| Exercise |
Each line that holds the word "What" counts once; report how many lines do so and nothing else.

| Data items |

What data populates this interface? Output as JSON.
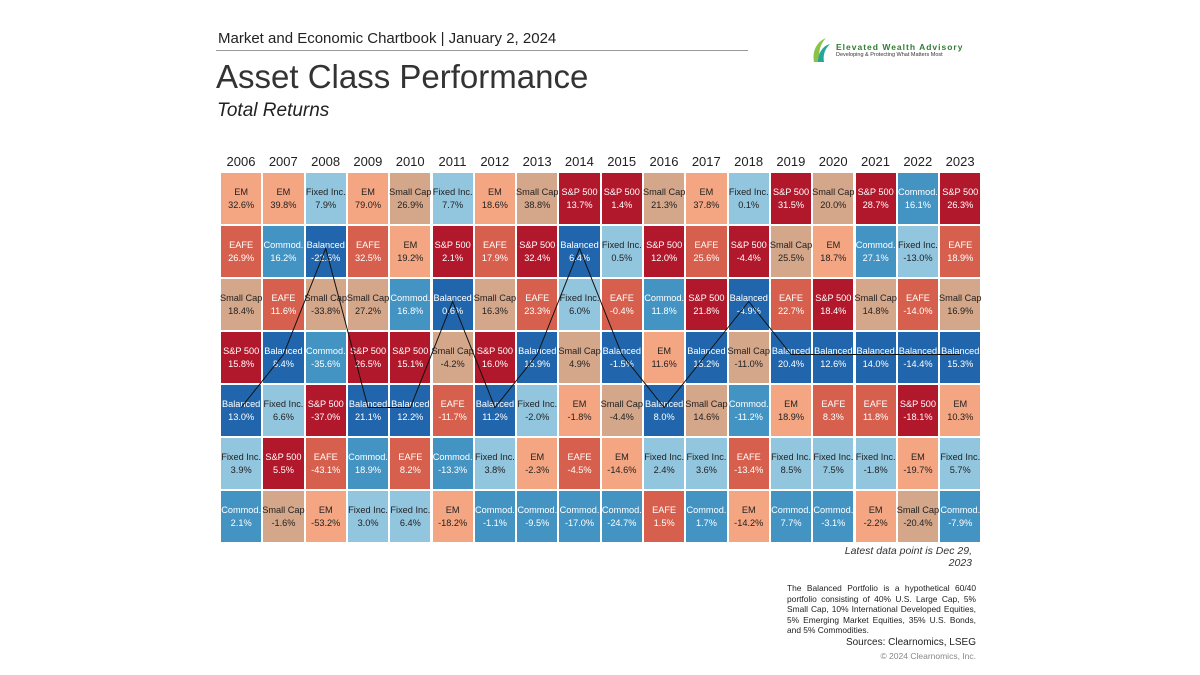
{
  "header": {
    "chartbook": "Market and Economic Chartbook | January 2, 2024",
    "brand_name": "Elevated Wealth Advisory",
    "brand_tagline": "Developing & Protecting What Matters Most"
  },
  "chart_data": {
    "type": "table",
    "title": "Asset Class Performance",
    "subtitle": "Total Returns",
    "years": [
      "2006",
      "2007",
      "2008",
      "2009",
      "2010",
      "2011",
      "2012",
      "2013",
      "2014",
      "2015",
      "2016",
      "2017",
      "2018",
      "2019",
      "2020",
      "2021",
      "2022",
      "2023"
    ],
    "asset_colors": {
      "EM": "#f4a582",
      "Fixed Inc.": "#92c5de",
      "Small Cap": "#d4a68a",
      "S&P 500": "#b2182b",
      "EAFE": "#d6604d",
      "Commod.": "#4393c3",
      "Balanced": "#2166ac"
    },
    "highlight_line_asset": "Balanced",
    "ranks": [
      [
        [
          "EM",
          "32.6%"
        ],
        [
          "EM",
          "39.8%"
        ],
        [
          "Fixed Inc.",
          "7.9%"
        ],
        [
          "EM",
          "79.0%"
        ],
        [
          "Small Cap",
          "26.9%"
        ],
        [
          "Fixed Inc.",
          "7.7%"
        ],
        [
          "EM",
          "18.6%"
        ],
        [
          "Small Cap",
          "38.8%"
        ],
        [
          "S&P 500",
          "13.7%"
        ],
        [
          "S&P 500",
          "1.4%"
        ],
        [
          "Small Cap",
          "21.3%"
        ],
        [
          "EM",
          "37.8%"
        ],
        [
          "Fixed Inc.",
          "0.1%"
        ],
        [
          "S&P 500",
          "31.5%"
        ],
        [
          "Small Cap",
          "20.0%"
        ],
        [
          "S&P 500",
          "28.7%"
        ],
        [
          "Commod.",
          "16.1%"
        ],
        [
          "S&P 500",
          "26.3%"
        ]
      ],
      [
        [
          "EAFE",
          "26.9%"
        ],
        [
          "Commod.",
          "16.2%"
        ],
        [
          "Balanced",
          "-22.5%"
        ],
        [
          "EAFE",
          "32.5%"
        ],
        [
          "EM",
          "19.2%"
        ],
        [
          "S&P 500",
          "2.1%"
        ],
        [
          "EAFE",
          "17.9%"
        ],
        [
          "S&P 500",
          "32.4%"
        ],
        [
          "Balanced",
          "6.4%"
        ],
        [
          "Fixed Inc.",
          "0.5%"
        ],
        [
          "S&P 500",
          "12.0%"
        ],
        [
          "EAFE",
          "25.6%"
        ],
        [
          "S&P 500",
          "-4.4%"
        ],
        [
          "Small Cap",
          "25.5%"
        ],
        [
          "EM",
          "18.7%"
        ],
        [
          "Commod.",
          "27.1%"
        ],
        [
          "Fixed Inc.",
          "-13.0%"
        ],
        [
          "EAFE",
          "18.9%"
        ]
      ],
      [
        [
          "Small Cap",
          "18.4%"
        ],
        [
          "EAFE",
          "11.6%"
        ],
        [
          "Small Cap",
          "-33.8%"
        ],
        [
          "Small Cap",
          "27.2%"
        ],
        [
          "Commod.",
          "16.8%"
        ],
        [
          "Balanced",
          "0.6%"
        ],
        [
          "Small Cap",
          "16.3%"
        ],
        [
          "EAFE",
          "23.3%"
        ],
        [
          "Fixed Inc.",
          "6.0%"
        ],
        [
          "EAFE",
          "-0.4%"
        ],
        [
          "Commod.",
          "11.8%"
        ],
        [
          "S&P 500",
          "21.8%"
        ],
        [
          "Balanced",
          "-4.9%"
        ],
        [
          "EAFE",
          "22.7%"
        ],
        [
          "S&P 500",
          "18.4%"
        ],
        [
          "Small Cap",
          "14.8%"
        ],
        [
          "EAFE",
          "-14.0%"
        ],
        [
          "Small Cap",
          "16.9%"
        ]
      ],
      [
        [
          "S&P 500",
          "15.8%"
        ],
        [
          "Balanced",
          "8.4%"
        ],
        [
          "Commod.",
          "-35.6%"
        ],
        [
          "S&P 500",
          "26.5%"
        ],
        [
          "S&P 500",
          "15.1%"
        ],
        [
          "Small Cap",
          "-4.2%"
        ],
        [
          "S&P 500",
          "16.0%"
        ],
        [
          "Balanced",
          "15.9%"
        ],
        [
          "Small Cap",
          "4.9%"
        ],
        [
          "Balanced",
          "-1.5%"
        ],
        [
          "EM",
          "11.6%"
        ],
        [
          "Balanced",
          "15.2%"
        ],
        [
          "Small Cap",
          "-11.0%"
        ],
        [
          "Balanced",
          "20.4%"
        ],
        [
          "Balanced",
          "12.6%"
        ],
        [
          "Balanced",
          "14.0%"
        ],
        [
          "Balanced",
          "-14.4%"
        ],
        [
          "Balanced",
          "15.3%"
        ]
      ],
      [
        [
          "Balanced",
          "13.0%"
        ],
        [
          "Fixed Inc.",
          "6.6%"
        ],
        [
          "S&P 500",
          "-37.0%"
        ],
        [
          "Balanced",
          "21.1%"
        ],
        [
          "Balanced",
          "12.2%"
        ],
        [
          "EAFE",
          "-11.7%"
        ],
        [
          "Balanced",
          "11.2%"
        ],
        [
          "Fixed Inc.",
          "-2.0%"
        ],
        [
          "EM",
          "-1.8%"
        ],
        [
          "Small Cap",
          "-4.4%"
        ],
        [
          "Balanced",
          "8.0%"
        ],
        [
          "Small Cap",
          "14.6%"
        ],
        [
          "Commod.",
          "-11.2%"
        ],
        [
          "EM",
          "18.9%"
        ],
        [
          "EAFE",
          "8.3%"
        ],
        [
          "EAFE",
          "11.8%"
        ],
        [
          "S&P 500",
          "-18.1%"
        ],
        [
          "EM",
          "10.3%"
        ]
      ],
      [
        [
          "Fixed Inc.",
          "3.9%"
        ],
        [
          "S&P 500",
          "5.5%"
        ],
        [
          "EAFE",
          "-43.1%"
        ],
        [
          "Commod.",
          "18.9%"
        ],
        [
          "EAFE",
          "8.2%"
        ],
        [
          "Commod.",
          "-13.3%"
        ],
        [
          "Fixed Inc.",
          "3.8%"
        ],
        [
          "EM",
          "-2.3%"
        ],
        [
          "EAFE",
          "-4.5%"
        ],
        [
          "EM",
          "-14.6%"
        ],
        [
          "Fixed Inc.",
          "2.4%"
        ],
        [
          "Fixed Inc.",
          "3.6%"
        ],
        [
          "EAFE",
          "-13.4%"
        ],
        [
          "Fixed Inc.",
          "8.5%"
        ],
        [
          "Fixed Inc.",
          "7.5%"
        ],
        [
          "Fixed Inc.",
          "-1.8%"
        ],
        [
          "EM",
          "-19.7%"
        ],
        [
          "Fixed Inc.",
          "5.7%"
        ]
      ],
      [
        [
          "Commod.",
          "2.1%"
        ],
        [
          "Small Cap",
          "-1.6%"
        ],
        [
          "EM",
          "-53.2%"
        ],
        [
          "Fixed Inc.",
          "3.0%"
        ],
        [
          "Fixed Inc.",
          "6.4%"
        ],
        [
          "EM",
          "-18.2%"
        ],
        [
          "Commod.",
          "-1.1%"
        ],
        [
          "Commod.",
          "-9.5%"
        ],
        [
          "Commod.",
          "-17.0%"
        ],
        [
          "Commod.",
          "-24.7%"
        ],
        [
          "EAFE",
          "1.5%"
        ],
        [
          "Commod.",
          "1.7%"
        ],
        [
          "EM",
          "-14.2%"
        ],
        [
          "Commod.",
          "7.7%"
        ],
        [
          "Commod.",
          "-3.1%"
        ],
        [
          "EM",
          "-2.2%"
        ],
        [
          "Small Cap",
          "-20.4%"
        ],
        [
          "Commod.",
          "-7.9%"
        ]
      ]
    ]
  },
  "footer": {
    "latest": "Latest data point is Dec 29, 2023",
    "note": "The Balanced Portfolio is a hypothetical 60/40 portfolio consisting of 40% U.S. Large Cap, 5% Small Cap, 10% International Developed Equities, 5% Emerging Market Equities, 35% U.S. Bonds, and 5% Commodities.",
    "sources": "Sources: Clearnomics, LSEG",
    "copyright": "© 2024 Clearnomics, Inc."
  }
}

| Complete answer |
2